TODAVÍA resonaban en los oídos de sus discípulos las distintas peticiones que Jesús había sintetizado en el padrenuestro: un modo nuevo de dirigirse a Dios, filial y confiado. En este contexto, Jesús ofrece a continuación el ejemplo de petición de un amigo inoportuno que, a una hora intempestiva, pide panes para un invitado inesperado. Cristo quiere que comparemos nuestro modo humano de responder a las peticiones con el novedoso estilo de Dios.

Para que este modo divino quede sellado en los corazones de sus oyentes y en los nuestros, Jesús sentencia: «Así pues, yo os digo: pedid y se os dará; buscad y encontraréis; llamad y se os abrirá» (Lc 11,9). En pocas ocasiones el Señor es tan insistente, tanto por las imágenes que utiliza –pedir, buscar, llamar– como por la frecuencia con que las remarca, repitiendo por segunda vez: «Porque todo el que pide, recibe; y el que busca, encuentra; y al que llama, se le abrirá» (Lc 11, 10).

Jesús ofrece una consoladora promesa sobre la oración de petición: nada queda sin respuesta. «La súplica es expresión del corazón que confía en Dios, que sabe que solo no puede. En la vida del pueblo fiel de Dios encontramos mucha súplica llena de ternura creyente y de profunda confianza. No quitemos valor a la oración de petición, que tantas veces nos serena el corazón y nos ayuda a seguir luchando con esperanza»[3]. Es lo que han hecho tantos santos a lo largo de la historia, frente a muchas oscuridades u obstáculos. Pedir les ha hecho crecer en su conciencia de que era Dios quien sacaba todo adelante: la misión apostólica que tenían entre manos, la siembra de paz y alegría que querían llevar por todo el mundo, su propia santidad, las preocupaciones familiares... San Josemaría, en un momento de incomprensiones y dificultades, insistía a sus hijos en no dejar de acudir a Dios. Para expresar este deseo, acudía a una frase del profeta Isaías: «Grita, no te canses de hacer oración, levanta tu voz, que suene como una trompeta» (Is 58,1).

## Ejercicios
1. Responda en una frase breve a cada pregunta sobre el texto acerca de la oración de petición:
(a) ¿Qué pide el amigo inoportuno y para quién?
(b) ¿Cuáles son las tres imágenes que utiliza el Señor?
(c) ¿De qué profeta tomaba San Josemaría la frase que citaba a sus hijos?
2. Devuelva sin cambios el fragmento del texto sobre la oración de petición que empieza con las palabras «TODAVÍA resonaban en» y termina con «estilo de Dios.».

## Datos proporcionados
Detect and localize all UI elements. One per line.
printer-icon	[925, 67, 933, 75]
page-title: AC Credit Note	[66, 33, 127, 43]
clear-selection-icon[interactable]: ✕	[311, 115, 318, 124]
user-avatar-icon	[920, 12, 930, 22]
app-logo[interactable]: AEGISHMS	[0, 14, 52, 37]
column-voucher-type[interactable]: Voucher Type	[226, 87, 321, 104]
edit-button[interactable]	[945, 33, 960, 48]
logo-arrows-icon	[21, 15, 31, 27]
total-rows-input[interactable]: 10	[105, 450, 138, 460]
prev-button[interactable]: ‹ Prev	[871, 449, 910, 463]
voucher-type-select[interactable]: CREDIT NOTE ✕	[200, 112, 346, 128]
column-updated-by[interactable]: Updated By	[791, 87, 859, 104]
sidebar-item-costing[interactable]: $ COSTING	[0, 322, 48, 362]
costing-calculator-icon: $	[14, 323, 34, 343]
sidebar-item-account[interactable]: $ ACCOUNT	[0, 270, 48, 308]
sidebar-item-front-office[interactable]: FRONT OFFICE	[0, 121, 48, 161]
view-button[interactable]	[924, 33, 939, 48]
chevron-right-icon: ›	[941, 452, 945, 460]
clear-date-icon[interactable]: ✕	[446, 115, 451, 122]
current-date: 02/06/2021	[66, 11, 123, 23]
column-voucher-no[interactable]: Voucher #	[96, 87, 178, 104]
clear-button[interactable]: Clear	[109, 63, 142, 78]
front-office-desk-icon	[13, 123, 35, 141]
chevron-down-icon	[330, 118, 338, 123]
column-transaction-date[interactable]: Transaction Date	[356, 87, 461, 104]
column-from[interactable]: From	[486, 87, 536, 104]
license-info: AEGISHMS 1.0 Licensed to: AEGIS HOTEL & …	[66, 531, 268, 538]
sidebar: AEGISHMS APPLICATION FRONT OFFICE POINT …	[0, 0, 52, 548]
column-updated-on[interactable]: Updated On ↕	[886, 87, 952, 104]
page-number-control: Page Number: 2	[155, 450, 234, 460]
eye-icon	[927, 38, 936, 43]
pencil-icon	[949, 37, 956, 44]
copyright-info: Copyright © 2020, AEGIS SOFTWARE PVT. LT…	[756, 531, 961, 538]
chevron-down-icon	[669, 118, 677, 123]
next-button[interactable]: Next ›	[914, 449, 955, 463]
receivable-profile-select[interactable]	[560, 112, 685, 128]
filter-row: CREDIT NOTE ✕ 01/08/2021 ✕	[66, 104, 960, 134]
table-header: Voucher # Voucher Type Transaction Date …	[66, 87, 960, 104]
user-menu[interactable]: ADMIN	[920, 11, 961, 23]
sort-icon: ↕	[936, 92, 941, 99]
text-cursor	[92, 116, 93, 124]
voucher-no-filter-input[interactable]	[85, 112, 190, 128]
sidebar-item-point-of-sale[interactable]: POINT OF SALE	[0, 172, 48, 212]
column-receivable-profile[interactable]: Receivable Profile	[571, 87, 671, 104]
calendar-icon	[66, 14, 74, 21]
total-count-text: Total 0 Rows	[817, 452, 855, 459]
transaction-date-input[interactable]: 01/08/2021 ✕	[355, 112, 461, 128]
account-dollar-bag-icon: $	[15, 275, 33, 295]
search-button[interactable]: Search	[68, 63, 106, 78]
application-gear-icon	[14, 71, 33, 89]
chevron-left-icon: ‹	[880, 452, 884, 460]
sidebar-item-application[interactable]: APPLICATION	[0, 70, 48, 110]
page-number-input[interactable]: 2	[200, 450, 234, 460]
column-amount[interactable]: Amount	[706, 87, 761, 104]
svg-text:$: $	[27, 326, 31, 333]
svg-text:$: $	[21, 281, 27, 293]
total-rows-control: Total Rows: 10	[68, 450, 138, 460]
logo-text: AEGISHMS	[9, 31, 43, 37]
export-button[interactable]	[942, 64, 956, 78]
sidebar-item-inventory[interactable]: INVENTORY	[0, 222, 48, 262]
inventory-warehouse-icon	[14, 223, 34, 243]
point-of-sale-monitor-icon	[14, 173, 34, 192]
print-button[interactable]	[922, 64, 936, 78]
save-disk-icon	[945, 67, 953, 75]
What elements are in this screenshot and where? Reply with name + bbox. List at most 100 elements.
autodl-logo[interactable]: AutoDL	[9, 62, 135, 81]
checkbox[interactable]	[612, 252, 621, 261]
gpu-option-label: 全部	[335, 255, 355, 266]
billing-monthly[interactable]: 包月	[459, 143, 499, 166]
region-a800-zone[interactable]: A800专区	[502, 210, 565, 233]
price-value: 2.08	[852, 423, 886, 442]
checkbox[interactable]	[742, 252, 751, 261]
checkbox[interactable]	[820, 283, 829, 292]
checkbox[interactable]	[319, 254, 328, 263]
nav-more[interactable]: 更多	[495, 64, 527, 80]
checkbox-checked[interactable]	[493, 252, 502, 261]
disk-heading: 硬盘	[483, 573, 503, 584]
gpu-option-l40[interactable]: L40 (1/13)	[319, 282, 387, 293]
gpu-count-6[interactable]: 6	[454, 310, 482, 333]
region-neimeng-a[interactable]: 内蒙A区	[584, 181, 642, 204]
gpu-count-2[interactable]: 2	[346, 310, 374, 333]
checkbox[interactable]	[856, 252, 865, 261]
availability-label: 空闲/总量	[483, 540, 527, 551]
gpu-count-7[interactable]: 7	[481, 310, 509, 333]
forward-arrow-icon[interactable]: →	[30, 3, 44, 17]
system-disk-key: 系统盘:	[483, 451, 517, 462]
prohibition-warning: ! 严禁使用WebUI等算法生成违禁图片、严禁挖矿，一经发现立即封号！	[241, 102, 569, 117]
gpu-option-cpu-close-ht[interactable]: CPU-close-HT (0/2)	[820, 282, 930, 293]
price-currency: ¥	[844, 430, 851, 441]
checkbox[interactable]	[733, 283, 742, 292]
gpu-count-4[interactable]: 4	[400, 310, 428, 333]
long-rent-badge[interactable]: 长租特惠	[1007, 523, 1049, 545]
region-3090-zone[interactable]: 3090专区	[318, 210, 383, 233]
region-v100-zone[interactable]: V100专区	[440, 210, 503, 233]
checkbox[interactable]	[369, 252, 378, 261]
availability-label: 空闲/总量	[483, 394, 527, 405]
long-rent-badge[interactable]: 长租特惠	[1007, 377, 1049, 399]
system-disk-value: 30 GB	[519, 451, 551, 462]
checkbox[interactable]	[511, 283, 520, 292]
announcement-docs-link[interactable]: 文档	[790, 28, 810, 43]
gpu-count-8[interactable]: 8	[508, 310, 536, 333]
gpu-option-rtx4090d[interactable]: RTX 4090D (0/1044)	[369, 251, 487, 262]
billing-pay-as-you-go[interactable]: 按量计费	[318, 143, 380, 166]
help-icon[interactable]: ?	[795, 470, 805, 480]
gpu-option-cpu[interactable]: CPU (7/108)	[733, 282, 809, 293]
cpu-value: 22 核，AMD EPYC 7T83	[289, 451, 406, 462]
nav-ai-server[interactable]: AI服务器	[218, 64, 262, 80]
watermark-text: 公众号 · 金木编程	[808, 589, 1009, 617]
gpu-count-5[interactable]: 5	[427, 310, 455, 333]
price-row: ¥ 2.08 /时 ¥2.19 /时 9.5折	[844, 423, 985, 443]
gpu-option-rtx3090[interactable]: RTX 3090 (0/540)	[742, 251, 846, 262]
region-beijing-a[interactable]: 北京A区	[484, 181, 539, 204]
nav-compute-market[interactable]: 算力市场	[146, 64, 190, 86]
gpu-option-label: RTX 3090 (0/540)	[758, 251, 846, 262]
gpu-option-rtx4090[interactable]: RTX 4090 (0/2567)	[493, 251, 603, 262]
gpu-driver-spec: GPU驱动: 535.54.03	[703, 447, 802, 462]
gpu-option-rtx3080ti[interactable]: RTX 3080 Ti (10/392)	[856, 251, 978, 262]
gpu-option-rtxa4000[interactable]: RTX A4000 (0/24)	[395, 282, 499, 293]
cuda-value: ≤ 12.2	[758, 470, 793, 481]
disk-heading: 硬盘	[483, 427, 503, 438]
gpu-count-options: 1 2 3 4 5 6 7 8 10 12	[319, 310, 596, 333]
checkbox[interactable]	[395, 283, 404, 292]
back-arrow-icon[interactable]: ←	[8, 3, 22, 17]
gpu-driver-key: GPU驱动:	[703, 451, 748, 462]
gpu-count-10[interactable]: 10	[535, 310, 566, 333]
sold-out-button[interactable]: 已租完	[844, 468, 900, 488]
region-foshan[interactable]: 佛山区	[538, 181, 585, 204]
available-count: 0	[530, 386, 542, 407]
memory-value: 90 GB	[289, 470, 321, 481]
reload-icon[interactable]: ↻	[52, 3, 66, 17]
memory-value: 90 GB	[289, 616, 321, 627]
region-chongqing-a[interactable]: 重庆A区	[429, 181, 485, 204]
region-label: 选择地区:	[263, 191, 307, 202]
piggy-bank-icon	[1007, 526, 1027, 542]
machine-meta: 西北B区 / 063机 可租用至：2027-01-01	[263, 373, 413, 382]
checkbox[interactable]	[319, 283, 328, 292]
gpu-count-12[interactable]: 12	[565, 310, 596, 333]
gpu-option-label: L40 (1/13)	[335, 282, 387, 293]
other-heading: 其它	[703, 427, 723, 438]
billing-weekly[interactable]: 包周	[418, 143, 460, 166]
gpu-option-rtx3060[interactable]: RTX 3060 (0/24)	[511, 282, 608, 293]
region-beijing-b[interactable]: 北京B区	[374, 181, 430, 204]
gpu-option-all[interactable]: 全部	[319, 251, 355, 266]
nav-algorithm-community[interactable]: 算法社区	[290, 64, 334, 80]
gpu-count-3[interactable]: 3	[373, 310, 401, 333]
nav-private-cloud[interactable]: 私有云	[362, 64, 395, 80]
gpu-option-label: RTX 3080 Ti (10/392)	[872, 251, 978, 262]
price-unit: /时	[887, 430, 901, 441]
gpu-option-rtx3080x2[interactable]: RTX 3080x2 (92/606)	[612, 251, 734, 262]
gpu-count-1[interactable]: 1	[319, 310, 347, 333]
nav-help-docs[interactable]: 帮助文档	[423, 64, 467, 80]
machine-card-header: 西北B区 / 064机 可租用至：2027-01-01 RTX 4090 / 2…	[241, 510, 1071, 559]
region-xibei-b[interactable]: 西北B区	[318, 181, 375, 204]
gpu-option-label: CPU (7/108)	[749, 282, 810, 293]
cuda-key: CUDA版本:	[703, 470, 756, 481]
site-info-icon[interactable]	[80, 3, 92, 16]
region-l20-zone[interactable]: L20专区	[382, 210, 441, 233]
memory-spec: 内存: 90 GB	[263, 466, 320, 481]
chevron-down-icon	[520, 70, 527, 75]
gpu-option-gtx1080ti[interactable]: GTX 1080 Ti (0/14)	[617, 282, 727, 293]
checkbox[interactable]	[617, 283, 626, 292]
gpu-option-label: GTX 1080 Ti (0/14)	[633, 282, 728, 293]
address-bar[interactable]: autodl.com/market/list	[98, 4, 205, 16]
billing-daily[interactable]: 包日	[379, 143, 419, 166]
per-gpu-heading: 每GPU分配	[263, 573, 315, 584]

## Soluciones por ejercicio
1.
(a) Pide panes para un invitado inesperado.
(b) Las imágenes son pedir, buscar y llamar.
(c) La tomaba del profeta Isaías.

2.
TODAVÍA resonaban en los oídos de sus discípulos las distintas peticiones que Jesús había sintetizado en el padrenuestro: un modo nuevo de dirigirse a Dios, filial y confiado. En este contexto, Jesús ofrece a continuación el ejemplo de petición de un amigo inoportuno que, a una hora intempestiva, pide panes para un invitado inesperado. Cristo quiere que comparemos nuestro modo humano de responder a las peticiones con el novedoso estilo de Dios.